_DATA TO USE_:
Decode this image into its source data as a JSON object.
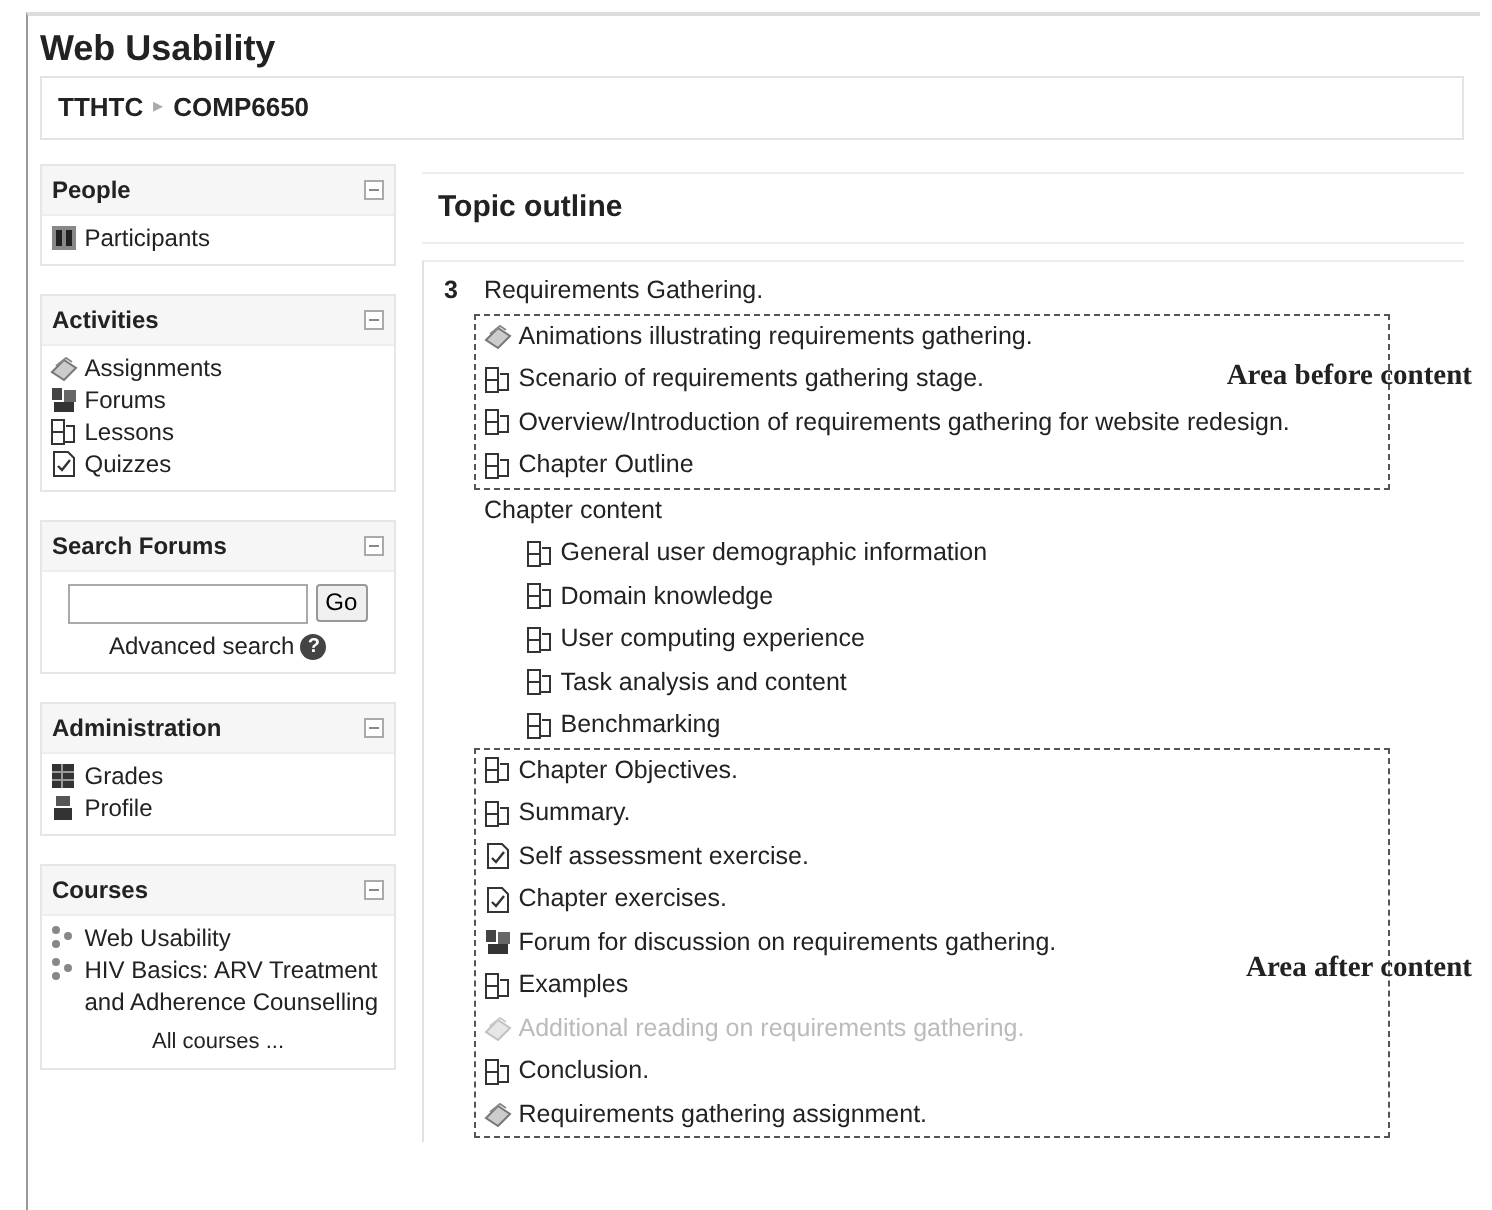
{
  "page_title": "Web Usability",
  "breadcrumb": {
    "items": [
      "TTHTC",
      "COMP6650"
    ],
    "separator": "▸"
  },
  "sidebar": [
    {
      "kind": "links",
      "title": "People",
      "links": [
        {
          "kind": "participants",
          "text": "Participants"
        }
      ]
    },
    {
      "kind": "links",
      "title": "Activities",
      "links": [
        {
          "kind": "assignment",
          "text": "Assignments"
        },
        {
          "kind": "forum",
          "text": "Forums"
        },
        {
          "kind": "resource",
          "text": "Lessons"
        },
        {
          "kind": "quiz",
          "text": "Quizzes"
        }
      ]
    },
    {
      "kind": "search",
      "title": "Search Forums",
      "button": "Go",
      "link": "Advanced search",
      "help": "?"
    },
    {
      "kind": "links",
      "title": "Administration",
      "links": [
        {
          "kind": "grades",
          "text": "Grades"
        },
        {
          "kind": "profile",
          "text": "Profile"
        }
      ]
    },
    {
      "kind": "links",
      "title": "Courses",
      "links": [
        {
          "kind": "course",
          "text": "Web Usability"
        },
        {
          "kind": "course",
          "text": "HIV Basics: ARV Treatment and Adherence Counselling"
        }
      ],
      "footer": "All courses ..."
    }
  ],
  "main": {
    "heading": "Topic outline",
    "section": {
      "number": "3",
      "title": "Requirements Gathering.",
      "before": {
        "label": "Area before content",
        "items": [
          {
            "kind": "assignment",
            "text": "Animations illustrating requirements gathering.",
            "dimmed": false
          },
          {
            "kind": "resource",
            "text": "Scenario of requirements gathering stage.",
            "dimmed": false
          },
          {
            "kind": "resource",
            "text": "Overview/Introduction of requirements gathering for website redesign.",
            "dimmed": false
          },
          {
            "kind": "resource",
            "text": "Chapter Outline",
            "dimmed": false
          }
        ]
      },
      "content": {
        "heading": "Chapter content",
        "items": [
          {
            "kind": "resource",
            "text": "General user demographic information",
            "dimmed": false
          },
          {
            "kind": "resource",
            "text": "Domain knowledge",
            "dimmed": false
          },
          {
            "kind": "resource",
            "text": "User computing experience",
            "dimmed": false
          },
          {
            "kind": "resource",
            "text": "Task analysis and content",
            "dimmed": false
          },
          {
            "kind": "resource",
            "text": "Benchmarking",
            "dimmed": false
          }
        ]
      },
      "after": {
        "label": "Area after content",
        "items": [
          {
            "kind": "resource",
            "text": "Chapter Objectives.",
            "dimmed": false
          },
          {
            "kind": "resource",
            "text": "Summary.",
            "dimmed": false
          },
          {
            "kind": "quiz",
            "text": "Self assessment exercise.",
            "dimmed": false
          },
          {
            "kind": "quiz",
            "text": "Chapter exercises.",
            "dimmed": false
          },
          {
            "kind": "forum",
            "text": "Forum for discussion on requirements gathering.",
            "dimmed": false
          },
          {
            "kind": "resource",
            "text": "Examples",
            "dimmed": false
          },
          {
            "kind": "assignment",
            "text": "Additional reading on requirements gathering.",
            "dimmed": true
          },
          {
            "kind": "resource",
            "text": "Conclusion.",
            "dimmed": false
          },
          {
            "kind": "assignment",
            "text": "Requirements gathering assignment.",
            "dimmed": false
          }
        ]
      }
    }
  }
}
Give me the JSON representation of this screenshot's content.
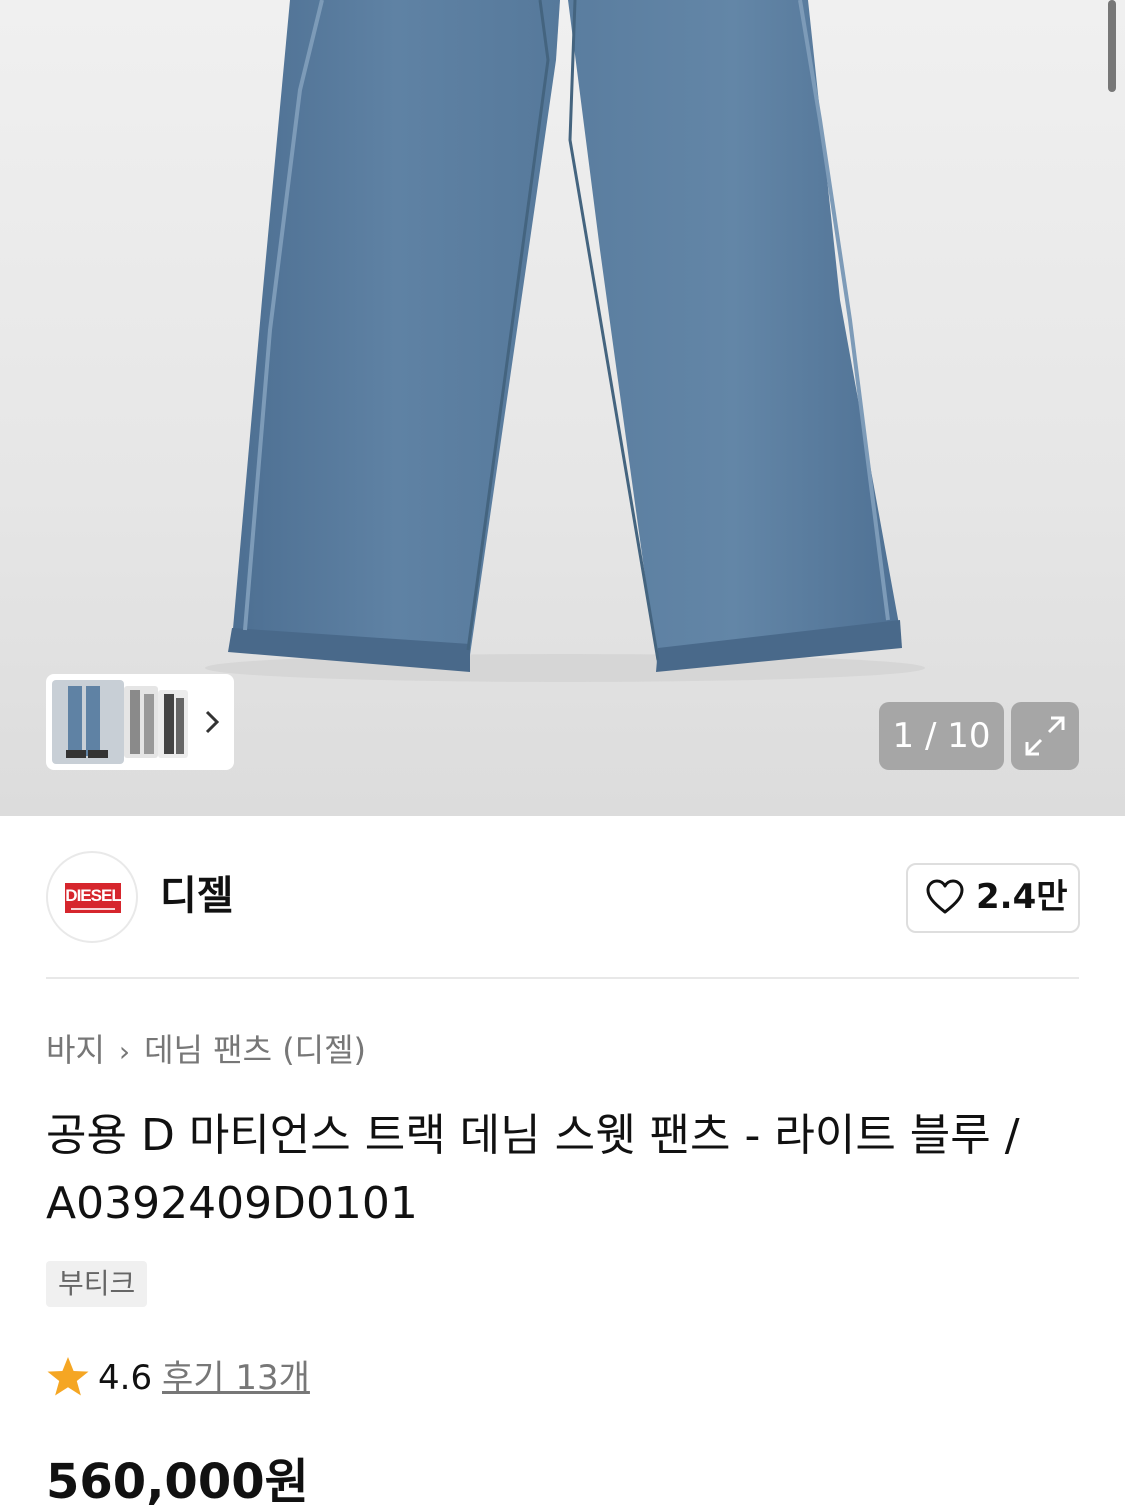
{
  "gallery": {
    "counter_current": "1",
    "counter_total": "10",
    "counter_text": "1 / 10",
    "expand_icon": "expand-icon",
    "next_icon": "chevron-right-icon",
    "thumbnail_count_visible": 3
  },
  "brand": {
    "logo_text": "DIESEL",
    "name": "디젤",
    "like_icon": "heart-icon",
    "like_count": "2.4만"
  },
  "breadcrumb": {
    "category": "바지",
    "subcategory": "데님 팬츠 (디젤)"
  },
  "product": {
    "title": "공용 D 마티언스 트랙 데님 스웻 팬츠 - 라이트 블루 / A0392409D0101",
    "badge": "부티크",
    "rating": "4.6",
    "review_link": "후기 13개",
    "price": "560,000원"
  },
  "colors": {
    "accent_star": "#f5a623",
    "denim": "#5b7ea0",
    "overlay_button": "#a6a6a6"
  }
}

_AIM_:
Each line from the one that contains "Give me the" through the end of the records should be restated exactly; include both end lines and leave any pictures out.

_SOLVED PROBLEM_:
Give me the JSON representation of this screenshot's content.
{
  "gallery": {
    "counter_current": "1",
    "counter_total": "10",
    "counter_text": "1 / 10",
    "expand_icon": "expand-icon",
    "next_icon": "chevron-right-icon",
    "thumbnail_count_visible": 3
  },
  "brand": {
    "logo_text": "DIESEL",
    "name": "디젤",
    "like_icon": "heart-icon",
    "like_count": "2.4만"
  },
  "breadcrumb": {
    "category": "바지",
    "subcategory": "데님 팬츠 (디젤)"
  },
  "product": {
    "title": "공용 D 마티언스 트랙 데님 스웻 팬츠 - 라이트 블루 / A0392409D0101",
    "badge": "부티크",
    "rating": "4.6",
    "review_link": "후기 13개",
    "price": "560,000원"
  },
  "colors": {
    "accent_star": "#f5a623",
    "denim": "#5b7ea0",
    "overlay_button": "#a6a6a6"
  }
}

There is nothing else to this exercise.